§ **Source records**
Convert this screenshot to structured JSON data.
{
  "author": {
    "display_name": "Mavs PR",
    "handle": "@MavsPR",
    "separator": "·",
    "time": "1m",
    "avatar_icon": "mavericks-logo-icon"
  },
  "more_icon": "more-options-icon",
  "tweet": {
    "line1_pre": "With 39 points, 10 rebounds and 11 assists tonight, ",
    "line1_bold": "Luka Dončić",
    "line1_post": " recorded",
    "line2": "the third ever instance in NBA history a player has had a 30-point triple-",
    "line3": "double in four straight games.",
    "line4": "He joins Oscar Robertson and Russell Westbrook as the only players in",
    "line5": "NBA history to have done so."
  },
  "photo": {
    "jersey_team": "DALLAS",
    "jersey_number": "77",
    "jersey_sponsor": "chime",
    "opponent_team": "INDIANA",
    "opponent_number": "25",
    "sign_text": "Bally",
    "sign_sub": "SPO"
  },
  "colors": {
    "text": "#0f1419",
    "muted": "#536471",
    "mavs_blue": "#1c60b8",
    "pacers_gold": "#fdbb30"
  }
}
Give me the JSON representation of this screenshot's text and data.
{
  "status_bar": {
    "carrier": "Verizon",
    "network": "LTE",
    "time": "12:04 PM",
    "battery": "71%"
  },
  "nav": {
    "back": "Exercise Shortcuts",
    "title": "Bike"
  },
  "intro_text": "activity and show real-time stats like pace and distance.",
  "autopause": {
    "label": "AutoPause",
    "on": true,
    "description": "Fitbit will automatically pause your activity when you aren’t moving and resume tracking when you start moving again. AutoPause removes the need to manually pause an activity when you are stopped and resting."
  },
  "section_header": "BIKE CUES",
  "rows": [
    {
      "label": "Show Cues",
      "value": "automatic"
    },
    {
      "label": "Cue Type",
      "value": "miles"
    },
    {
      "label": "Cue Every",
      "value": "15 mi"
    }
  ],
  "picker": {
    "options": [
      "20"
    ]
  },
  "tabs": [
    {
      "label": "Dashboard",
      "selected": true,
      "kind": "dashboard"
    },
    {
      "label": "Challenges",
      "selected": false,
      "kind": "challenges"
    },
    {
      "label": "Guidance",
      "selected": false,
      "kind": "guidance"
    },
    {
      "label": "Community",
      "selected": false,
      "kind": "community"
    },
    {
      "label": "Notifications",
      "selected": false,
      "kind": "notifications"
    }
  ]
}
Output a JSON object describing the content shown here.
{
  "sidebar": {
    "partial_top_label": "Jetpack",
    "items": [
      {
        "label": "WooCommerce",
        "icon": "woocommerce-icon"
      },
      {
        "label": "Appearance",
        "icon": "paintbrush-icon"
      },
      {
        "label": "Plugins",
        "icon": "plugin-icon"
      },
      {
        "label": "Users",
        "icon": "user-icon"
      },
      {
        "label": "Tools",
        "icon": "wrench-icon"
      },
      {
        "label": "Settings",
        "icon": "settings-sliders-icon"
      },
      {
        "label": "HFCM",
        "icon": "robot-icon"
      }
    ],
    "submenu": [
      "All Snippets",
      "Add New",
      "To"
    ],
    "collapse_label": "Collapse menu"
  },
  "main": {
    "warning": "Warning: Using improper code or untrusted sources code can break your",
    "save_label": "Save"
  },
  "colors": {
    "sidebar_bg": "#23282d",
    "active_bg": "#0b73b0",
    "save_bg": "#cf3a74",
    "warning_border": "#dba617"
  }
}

§ **Exercise description**
Each line that contains the word "icon" counts toward the total; give only that total.

§ **Correct result**
9